# INSTRUCTIONS TO FOLLOW
Each record below is to be reproduced without any change.

# ITEMS
•••••

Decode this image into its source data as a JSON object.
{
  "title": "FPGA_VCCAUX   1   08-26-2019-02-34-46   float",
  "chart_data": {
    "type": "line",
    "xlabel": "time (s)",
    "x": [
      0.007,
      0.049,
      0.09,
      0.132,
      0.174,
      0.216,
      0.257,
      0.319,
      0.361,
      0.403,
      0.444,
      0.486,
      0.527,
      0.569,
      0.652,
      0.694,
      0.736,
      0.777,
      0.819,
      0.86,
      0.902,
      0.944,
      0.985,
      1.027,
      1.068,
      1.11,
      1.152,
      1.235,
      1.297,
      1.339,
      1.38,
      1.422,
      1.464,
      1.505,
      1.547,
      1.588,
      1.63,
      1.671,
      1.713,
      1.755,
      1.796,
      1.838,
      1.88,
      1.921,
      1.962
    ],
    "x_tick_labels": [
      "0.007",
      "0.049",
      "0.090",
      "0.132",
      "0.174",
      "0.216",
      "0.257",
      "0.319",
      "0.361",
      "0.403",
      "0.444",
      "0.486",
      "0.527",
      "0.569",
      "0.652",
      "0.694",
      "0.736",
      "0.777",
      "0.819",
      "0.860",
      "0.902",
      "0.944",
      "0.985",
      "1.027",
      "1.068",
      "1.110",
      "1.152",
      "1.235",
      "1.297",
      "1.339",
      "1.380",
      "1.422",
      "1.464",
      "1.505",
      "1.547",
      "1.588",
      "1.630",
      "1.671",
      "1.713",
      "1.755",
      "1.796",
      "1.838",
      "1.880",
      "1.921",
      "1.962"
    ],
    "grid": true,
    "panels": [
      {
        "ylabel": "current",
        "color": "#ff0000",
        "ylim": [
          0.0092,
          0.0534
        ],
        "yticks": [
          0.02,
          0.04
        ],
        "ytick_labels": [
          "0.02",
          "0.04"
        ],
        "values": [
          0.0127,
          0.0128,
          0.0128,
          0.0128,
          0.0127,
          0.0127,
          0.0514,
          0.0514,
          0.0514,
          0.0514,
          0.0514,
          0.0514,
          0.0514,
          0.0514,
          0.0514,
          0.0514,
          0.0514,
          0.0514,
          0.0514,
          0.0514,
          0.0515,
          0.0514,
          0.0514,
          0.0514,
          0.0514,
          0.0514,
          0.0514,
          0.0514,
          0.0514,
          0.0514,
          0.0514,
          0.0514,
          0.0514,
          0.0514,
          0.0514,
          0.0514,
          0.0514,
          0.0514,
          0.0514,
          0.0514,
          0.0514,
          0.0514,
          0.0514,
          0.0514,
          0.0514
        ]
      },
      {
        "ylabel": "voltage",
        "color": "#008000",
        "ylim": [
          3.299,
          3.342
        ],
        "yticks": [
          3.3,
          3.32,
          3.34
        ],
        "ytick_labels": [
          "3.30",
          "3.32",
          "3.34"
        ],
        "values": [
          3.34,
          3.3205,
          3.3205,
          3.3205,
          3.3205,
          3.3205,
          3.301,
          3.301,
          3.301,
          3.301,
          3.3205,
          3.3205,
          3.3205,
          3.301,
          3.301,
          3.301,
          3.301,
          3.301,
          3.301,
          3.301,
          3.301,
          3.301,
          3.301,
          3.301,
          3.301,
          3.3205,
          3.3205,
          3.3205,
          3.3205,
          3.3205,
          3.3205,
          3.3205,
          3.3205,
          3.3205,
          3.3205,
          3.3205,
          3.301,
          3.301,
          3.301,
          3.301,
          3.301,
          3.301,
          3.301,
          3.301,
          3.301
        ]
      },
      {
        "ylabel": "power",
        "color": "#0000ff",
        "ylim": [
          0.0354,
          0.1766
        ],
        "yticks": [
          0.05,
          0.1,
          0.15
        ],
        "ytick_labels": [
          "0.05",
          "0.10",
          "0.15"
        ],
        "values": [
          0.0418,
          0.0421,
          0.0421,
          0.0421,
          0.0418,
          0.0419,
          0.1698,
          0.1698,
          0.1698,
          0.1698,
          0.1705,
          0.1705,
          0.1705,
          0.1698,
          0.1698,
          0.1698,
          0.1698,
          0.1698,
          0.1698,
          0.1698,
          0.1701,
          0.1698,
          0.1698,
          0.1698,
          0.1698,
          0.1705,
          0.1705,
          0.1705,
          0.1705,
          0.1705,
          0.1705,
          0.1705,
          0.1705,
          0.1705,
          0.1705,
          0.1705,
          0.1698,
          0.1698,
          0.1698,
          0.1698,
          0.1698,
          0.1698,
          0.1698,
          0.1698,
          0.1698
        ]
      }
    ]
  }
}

•••••

# THE COMPLETED TASK
Decode this image into its source data as a JSON object.
{
  "title": "FPGA_VCCAUX   1   08-26-2019-02-34-46   float",
  "chart_data": {
    "type": "line",
    "xlabel": "time (s)",
    "x": [
      0.007,
      0.049,
      0.09,
      0.132,
      0.174,
      0.216,
      0.257,
      0.319,
      0.361,
      0.403,
      0.444,
      0.486,
      0.527,
      0.569,
      0.652,
      0.694,
      0.736,
      0.777,
      0.819,
      0.86,
      0.902,
      0.944,
      0.985,
      1.027,
      1.068,
      1.11,
      1.152,
      1.235,
      1.297,
      1.339,
      1.38,
      1.422,
      1.464,
      1.505,
      1.547,
      1.588,
      1.63,
      1.671,
      1.713,
      1.755,
      1.796,
      1.838,
      1.88,
      1.921,
      1.962
    ],
    "x_tick_labels": [
      "0.007",
      "0.049",
      "0.090",
      "0.132",
      "0.174",
      "0.216",
      "0.257",
      "0.319",
      "0.361",
      "0.403",
      "0.444",
      "0.486",
      "0.527",
      "0.569",
      "0.652",
      "0.694",
      "0.736",
      "0.777",
      "0.819",
      "0.860",
      "0.902",
      "0.944",
      "0.985",
      "1.027",
      "1.068",
      "1.110",
      "1.152",
      "1.235",
      "1.297",
      "1.339",
      "1.380",
      "1.422",
      "1.464",
      "1.505",
      "1.547",
      "1.588",
      "1.630",
      "1.671",
      "1.713",
      "1.755",
      "1.796",
      "1.838",
      "1.880",
      "1.921",
      "1.962"
    ],
    "grid": true,
    "panels": [
      {
        "ylabel": "current",
        "color": "#ff0000",
        "ylim": [
          0.0092,
          0.0534
        ],
        "yticks": [
          0.02,
          0.04
        ],
        "ytick_labels": [
          "0.02",
          "0.04"
        ],
        "values": [
          0.0127,
          0.0128,
          0.0128,
          0.0128,
          0.0127,
          0.0127,
          0.0514,
          0.0514,
          0.0514,
          0.0514,
          0.0514,
          0.0514,
          0.0514,
          0.0514,
          0.0514,
          0.0514,
          0.0514,
          0.0514,
          0.0514,
          0.0514,
          0.0515,
          0.0514,
          0.0514,
          0.0514,
          0.0514,
          0.0514,
          0.0514,
          0.0514,
          0.0514,
          0.0514,
          0.0514,
          0.0514,
          0.0514,
          0.0514,
          0.0514,
          0.0514,
          0.0514,
          0.0514,
          0.0514,
          0.0514,
          0.0514,
          0.0514,
          0.0514,
          0.0514,
          0.0514
        ]
      },
      {
        "ylabel": "voltage",
        "color": "#008000",
        "ylim": [
          3.299,
          3.342
        ],
        "yticks": [
          3.3,
          3.32,
          3.34
        ],
        "ytick_labels": [
          "3.30",
          "3.32",
          "3.34"
        ],
        "values": [
          3.34,
          3.3205,
          3.3205,
          3.3205,
          3.3205,
          3.3205,
          3.301,
          3.301,
          3.301,
          3.301,
          3.3205,
          3.3205,
          3.3205,
          3.301,
          3.301,
          3.301,
          3.301,
          3.301,
          3.301,
          3.301,
          3.301,
          3.301,
          3.301,
          3.301,
          3.301,
          3.3205,
          3.3205,
          3.3205,
          3.3205,
          3.3205,
          3.3205,
          3.3205,
          3.3205,
          3.3205,
          3.3205,
          3.3205,
          3.301,
          3.301,
          3.301,
          3.301,
          3.301,
          3.301,
          3.301,
          3.301,
          3.301
        ]
      },
      {
        "ylabel": "power",
        "color": "#0000ff",
        "ylim": [
          0.0354,
          0.1766
        ],
        "yticks": [
          0.05,
          0.1,
          0.15
        ],
        "ytick_labels": [
          "0.05",
          "0.10",
          "0.15"
        ],
        "values": [
          0.0418,
          0.0421,
          0.0421,
          0.0421,
          0.0418,
          0.0419,
          0.1698,
          0.1698,
          0.1698,
          0.1698,
          0.1705,
          0.1705,
          0.1705,
          0.1698,
          0.1698,
          0.1698,
          0.1698,
          0.1698,
          0.1698,
          0.1698,
          0.1701,
          0.1698,
          0.1698,
          0.1698,
          0.1698,
          0.1705,
          0.1705,
          0.1705,
          0.1705,
          0.1705,
          0.1705,
          0.1705,
          0.1705,
          0.1705,
          0.1705,
          0.1705,
          0.1698,
          0.1698,
          0.1698,
          0.1698,
          0.1698,
          0.1698,
          0.1698,
          0.1698,
          0.1698
        ]
      }
    ]
  }
}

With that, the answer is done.